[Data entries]
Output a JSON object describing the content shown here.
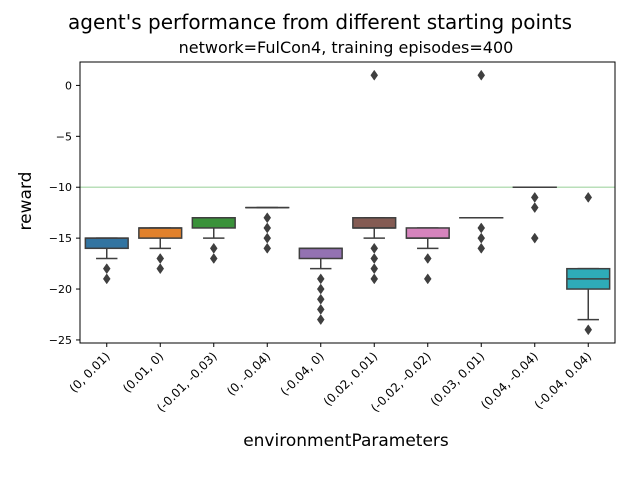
{
  "chart_data": {
    "type": "box",
    "title": "agent's performance from different starting points",
    "subtitle": "network=FulCon4, training episodes=400",
    "xlabel": "environmentParameters",
    "ylabel": "reward",
    "ylim": [
      -25.3,
      2.3
    ],
    "yticks": [
      0,
      -5,
      -10,
      -15,
      -20,
      -25
    ],
    "reference_line": {
      "y": -10,
      "color": "#b9dfb9"
    },
    "grid": false,
    "categories": [
      "(0, 0.01)",
      "(0.01, 0)",
      "(-0.01, -0.03)",
      "(0, -0.04)",
      "(-0.04, 0)",
      "(0.02, 0.01)",
      "(-0.02, -0.02)",
      "(0.03, 0.01)",
      "(0.04, -0.04)",
      "(-0.04, 0.04)"
    ],
    "boxes": [
      {
        "q1": -16,
        "median": -15,
        "q3": -15,
        "whisker_low": -17,
        "whisker_high": -15,
        "outliers": [
          -18,
          -19
        ],
        "color": "#3274a1"
      },
      {
        "q1": -15,
        "median": -14,
        "q3": -14,
        "whisker_low": -16,
        "whisker_high": -14,
        "outliers": [
          -17,
          -18
        ],
        "color": "#e1812c"
      },
      {
        "q1": -14,
        "median": -13,
        "q3": -13,
        "whisker_low": -15,
        "whisker_high": -13,
        "outliers": [
          -16,
          -17
        ],
        "color": "#3a923a"
      },
      {
        "q1": -12,
        "median": -12,
        "q3": -12,
        "whisker_low": -12,
        "whisker_high": -12,
        "outliers": [
          -13,
          -14,
          -15,
          -16
        ],
        "color": "#c03d3e"
      },
      {
        "q1": -17,
        "median": -16,
        "q3": -16,
        "whisker_low": -18,
        "whisker_high": -16,
        "outliers": [
          -19,
          -20,
          -21,
          -22,
          -23
        ],
        "color": "#9372b2"
      },
      {
        "q1": -14,
        "median": -14,
        "q3": -13,
        "whisker_low": -15,
        "whisker_high": -13,
        "outliers": [
          1,
          -16,
          -17,
          -18,
          -19
        ],
        "color": "#845b53"
      },
      {
        "q1": -15,
        "median": -15,
        "q3": -14,
        "whisker_low": -16,
        "whisker_high": -14,
        "outliers": [
          -17,
          -19
        ],
        "color": "#d684bd"
      },
      {
        "q1": -13,
        "median": -13,
        "q3": -13,
        "whisker_low": -13,
        "whisker_high": -13,
        "outliers": [
          1,
          -14,
          -15,
          -16
        ],
        "color": "#7f7f7f"
      },
      {
        "q1": -10,
        "median": -10,
        "q3": -10,
        "whisker_low": -10,
        "whisker_high": -10,
        "outliers": [
          -11,
          -12,
          -15
        ],
        "color": "#a9aa35"
      },
      {
        "q1": -20,
        "median": -19,
        "q3": -18,
        "whisker_low": -23,
        "whisker_high": -18,
        "outliers": [
          -11,
          -24
        ],
        "color": "#2eabb8"
      }
    ]
  }
}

▶ **WRITTEN TASK**:
Repeat verbatim all the material, but not the pictures.

▶ **COMPLETED TASK**:
Output a JSON object describing the content shown here.
{
  "chart_data": {
    "type": "box",
    "title": "agent's performance from different starting points",
    "subtitle": "network=FulCon4, training episodes=400",
    "xlabel": "environmentParameters",
    "ylabel": "reward",
    "ylim": [
      -25.3,
      2.3
    ],
    "yticks": [
      0,
      -5,
      -10,
      -15,
      -20,
      -25
    ],
    "reference_line": {
      "y": -10,
      "color": "#b9dfb9"
    },
    "grid": false,
    "categories": [
      "(0, 0.01)",
      "(0.01, 0)",
      "(-0.01, -0.03)",
      "(0, -0.04)",
      "(-0.04, 0)",
      "(0.02, 0.01)",
      "(-0.02, -0.02)",
      "(0.03, 0.01)",
      "(0.04, -0.04)",
      "(-0.04, 0.04)"
    ],
    "boxes": [
      {
        "q1": -16,
        "median": -15,
        "q3": -15,
        "whisker_low": -17,
        "whisker_high": -15,
        "outliers": [
          -18,
          -19
        ],
        "color": "#3274a1"
      },
      {
        "q1": -15,
        "median": -14,
        "q3": -14,
        "whisker_low": -16,
        "whisker_high": -14,
        "outliers": [
          -17,
          -18
        ],
        "color": "#e1812c"
      },
      {
        "q1": -14,
        "median": -13,
        "q3": -13,
        "whisker_low": -15,
        "whisker_high": -13,
        "outliers": [
          -16,
          -17
        ],
        "color": "#3a923a"
      },
      {
        "q1": -12,
        "median": -12,
        "q3": -12,
        "whisker_low": -12,
        "whisker_high": -12,
        "outliers": [
          -13,
          -14,
          -15,
          -16
        ],
        "color": "#c03d3e"
      },
      {
        "q1": -17,
        "median": -16,
        "q3": -16,
        "whisker_low": -18,
        "whisker_high": -16,
        "outliers": [
          -19,
          -20,
          -21,
          -22,
          -23
        ],
        "color": "#9372b2"
      },
      {
        "q1": -14,
        "median": -14,
        "q3": -13,
        "whisker_low": -15,
        "whisker_high": -13,
        "outliers": [
          1,
          -16,
          -17,
          -18,
          -19
        ],
        "color": "#845b53"
      },
      {
        "q1": -15,
        "median": -15,
        "q3": -14,
        "whisker_low": -16,
        "whisker_high": -14,
        "outliers": [
          -17,
          -19
        ],
        "color": "#d684bd"
      },
      {
        "q1": -13,
        "median": -13,
        "q3": -13,
        "whisker_low": -13,
        "whisker_high": -13,
        "outliers": [
          1,
          -14,
          -15,
          -16
        ],
        "color": "#7f7f7f"
      },
      {
        "q1": -10,
        "median": -10,
        "q3": -10,
        "whisker_low": -10,
        "whisker_high": -10,
        "outliers": [
          -11,
          -12,
          -15
        ],
        "color": "#a9aa35"
      },
      {
        "q1": -20,
        "median": -19,
        "q3": -18,
        "whisker_low": -23,
        "whisker_high": -18,
        "outliers": [
          -11,
          -24
        ],
        "color": "#2eabb8"
      }
    ]
  }
}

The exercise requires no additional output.